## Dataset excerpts
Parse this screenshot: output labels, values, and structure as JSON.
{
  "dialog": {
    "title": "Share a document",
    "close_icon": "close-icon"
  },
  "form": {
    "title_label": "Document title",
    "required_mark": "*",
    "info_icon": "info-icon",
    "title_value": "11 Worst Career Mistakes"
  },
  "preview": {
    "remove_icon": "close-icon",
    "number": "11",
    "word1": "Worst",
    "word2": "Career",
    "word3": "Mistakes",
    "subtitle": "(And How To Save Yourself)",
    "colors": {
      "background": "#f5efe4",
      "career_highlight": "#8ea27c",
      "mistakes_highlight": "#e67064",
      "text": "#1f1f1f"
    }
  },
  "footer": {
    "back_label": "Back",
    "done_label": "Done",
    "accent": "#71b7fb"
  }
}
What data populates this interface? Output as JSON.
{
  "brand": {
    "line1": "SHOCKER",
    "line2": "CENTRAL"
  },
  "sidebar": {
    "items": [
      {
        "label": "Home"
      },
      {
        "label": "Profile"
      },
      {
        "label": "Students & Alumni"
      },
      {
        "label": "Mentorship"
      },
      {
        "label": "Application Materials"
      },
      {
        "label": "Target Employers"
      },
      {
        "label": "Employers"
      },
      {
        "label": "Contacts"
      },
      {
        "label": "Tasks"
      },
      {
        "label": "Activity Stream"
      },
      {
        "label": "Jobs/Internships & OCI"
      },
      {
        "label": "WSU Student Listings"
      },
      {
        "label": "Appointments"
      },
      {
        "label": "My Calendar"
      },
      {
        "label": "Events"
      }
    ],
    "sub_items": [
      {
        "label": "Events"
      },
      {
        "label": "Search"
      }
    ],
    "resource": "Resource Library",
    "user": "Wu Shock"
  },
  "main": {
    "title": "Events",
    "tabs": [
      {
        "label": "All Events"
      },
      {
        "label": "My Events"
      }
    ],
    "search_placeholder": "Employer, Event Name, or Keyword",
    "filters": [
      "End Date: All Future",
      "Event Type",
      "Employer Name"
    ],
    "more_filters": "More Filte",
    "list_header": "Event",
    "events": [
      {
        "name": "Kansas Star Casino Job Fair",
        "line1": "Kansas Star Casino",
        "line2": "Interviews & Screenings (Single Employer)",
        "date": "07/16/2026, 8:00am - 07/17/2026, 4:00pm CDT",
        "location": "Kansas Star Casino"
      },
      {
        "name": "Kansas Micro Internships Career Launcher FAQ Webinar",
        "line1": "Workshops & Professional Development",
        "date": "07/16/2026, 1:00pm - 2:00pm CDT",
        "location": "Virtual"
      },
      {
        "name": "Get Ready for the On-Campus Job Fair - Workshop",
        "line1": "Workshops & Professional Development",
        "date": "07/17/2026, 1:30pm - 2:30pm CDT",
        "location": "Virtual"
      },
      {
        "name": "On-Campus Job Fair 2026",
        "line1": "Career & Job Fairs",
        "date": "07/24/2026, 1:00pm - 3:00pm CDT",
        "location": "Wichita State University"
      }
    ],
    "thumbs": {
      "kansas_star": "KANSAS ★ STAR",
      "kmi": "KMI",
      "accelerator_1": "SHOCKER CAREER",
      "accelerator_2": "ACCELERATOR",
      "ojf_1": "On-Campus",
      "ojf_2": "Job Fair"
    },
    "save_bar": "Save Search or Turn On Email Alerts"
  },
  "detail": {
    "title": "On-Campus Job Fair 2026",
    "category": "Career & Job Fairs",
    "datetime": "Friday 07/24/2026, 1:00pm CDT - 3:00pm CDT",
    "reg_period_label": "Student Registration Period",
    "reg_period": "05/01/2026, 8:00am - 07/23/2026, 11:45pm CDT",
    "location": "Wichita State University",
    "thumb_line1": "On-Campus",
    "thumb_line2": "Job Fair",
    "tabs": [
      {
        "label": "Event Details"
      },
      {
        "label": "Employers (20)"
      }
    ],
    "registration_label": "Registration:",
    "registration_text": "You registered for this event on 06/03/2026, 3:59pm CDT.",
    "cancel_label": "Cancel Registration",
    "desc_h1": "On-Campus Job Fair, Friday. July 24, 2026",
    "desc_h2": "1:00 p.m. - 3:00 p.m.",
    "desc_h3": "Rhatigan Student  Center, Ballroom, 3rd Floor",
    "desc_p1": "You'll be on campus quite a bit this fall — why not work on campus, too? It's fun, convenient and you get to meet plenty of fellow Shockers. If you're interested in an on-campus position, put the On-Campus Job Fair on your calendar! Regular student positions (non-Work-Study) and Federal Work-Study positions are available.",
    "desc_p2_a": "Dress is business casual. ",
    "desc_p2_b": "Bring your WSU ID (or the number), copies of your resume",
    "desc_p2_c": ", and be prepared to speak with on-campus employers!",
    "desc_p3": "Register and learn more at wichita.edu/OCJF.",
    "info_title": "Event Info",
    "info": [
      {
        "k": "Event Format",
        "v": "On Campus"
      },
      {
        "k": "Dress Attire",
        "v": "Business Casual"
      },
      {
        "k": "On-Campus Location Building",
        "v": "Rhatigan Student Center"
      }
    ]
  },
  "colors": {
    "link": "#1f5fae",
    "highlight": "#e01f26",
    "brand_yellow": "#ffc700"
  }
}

## Exercise details
Reproduce the listing above word for word.

## Answer to the problem
Parse this screenshot: output labels, values, and structure as JSON.
{
  "dialog": {
    "title": "Share a document",
    "close_icon": "close-icon"
  },
  "form": {
    "title_label": "Document title",
    "required_mark": "*",
    "info_icon": "info-icon",
    "title_value": "11 Worst Career Mistakes"
  },
  "preview": {
    "remove_icon": "close-icon",
    "number": "11",
    "word1": "Worst",
    "word2": "Career",
    "word3": "Mistakes",
    "subtitle": "(And How To Save Yourself)",
    "colors": {
      "background": "#f5efe4",
      "career_highlight": "#8ea27c",
      "mistakes_highlight": "#e67064",
      "text": "#1f1f1f"
    }
  },
  "footer": {
    "back_label": "Back",
    "done_label": "Done",
    "accent": "#71b7fb"
  }
}
What data populates this interface? Output as JSON.
{
  "brand": {
    "line1": "SHOCKER",
    "line2": "CENTRAL"
  },
  "sidebar": {
    "items": [
      {
        "label": "Home"
      },
      {
        "label": "Profile"
      },
      {
        "label": "Students & Alumni"
      },
      {
        "label": "Mentorship"
      },
      {
        "label": "Application Materials"
      },
      {
        "label": "Target Employers"
      },
      {
        "label": "Employers"
      },
      {
        "label": "Contacts"
      },
      {
        "label": "Tasks"
      },
      {
        "label": "Activity Stream"
      },
      {
        "label": "Jobs/Internships & OCI"
      },
      {
        "label": "WSU Student Listings"
      },
      {
        "label": "Appointments"
      },
      {
        "label": "My Calendar"
      },
      {
        "label": "Events"
      }
    ],
    "sub_items": [
      {
        "label": "Events"
      },
      {
        "label": "Search"
      }
    ],
    "resource": "Resource Library",
    "user": "Wu Shock"
  },
  "main": {
    "title": "Events",
    "tabs": [
      {
        "label": "All Events"
      },
      {
        "label": "My Events"
      }
    ],
    "search_placeholder": "Employer, Event Name, or Keyword",
    "filters": [
      "End Date: All Future",
      "Event Type",
      "Employer Name"
    ],
    "more_filters": "More Filte",
    "list_header": "Event",
    "events": [
      {
        "name": "Kansas Star Casino Job Fair",
        "line1": "Kansas Star Casino",
        "line2": "Interviews & Screenings (Single Employer)",
        "date": "07/16/2026, 8:00am - 07/17/2026, 4:00pm CDT",
        "location": "Kansas Star Casino"
      },
      {
        "name": "Kansas Micro Internships Career Launcher FAQ Webinar",
        "line1": "Workshops & Professional Development",
        "date": "07/16/2026, 1:00pm - 2:00pm CDT",
        "location": "Virtual"
      },
      {
        "name": "Get Ready for the On-Campus Job Fair - Workshop",
        "line1": "Workshops & Professional Development",
        "date": "07/17/2026, 1:30pm - 2:30pm CDT",
        "location": "Virtual"
      },
      {
        "name": "On-Campus Job Fair 2026",
        "line1": "Career & Job Fairs",
        "date": "07/24/2026, 1:00pm - 3:00pm CDT",
        "location": "Wichita State University"
      }
    ],
    "thumbs": {
      "kansas_star": "KANSAS ★ STAR",
      "kmi": "KMI",
      "accelerator_1": "SHOCKER CAREER",
      "accelerator_2": "ACCELERATOR",
      "ojf_1": "On-Campus",
      "ojf_2": "Job Fair"
    },
    "save_bar": "Save Search or Turn On Email Alerts"
  },
  "detail": {
    "title": "On-Campus Job Fair 2026",
    "category": "Career & Job Fairs",
    "datetime": "Friday 07/24/2026, 1:00pm CDT - 3:00pm CDT",
    "reg_period_label": "Student Registration Period",
    "reg_period": "05/01/2026, 8:00am - 07/23/2026, 11:45pm CDT",
    "location": "Wichita State University",
    "thumb_line1": "On-Campus",
    "thumb_line2": "Job Fair",
    "tabs": [
      {
        "label": "Event Details"
      },
      {
        "label": "Employers (20)"
      }
    ],
    "registration_label": "Registration:",
    "registration_text": "You registered for this event on 06/03/2026, 3:59pm CDT.",
    "cancel_label": "Cancel Registration",
    "desc_h1": "On-Campus Job Fair, Friday. July 24, 2026",
    "desc_h2": "1:00 p.m. - 3:00 p.m.",
    "desc_h3": "Rhatigan Student  Center, Ballroom, 3rd Floor",
    "desc_p1": "You'll be on campus quite a bit this fall — why not work on campus, too? It's fun, convenient and you get to meet plenty of fellow Shockers. If you're interested in an on-campus position, put the On-Campus Job Fair on your calendar! Regular student positions (non-Work-Study) and Federal Work-Study positions are available.",
    "desc_p2_a": "Dress is business casual. ",
    "desc_p2_b": "Bring your WSU ID (or the number), copies of your resume",
    "desc_p2_c": ", and be prepared to speak with on-campus employers!",
    "desc_p3": "Register and learn more at wichita.edu/OCJF.",
    "info_title": "Event Info",
    "info": [
      {
        "k": "Event Format",
        "v": "On Campus"
      },
      {
        "k": "Dress Attire",
        "v": "Business Casual"
      },
      {
        "k": "On-Campus Location Building",
        "v": "Rhatigan Student Center"
      }
    ]
  },
  "colors": {
    "link": "#1f5fae",
    "highlight": "#e01f26",
    "brand_yellow": "#ffc700"
  }
}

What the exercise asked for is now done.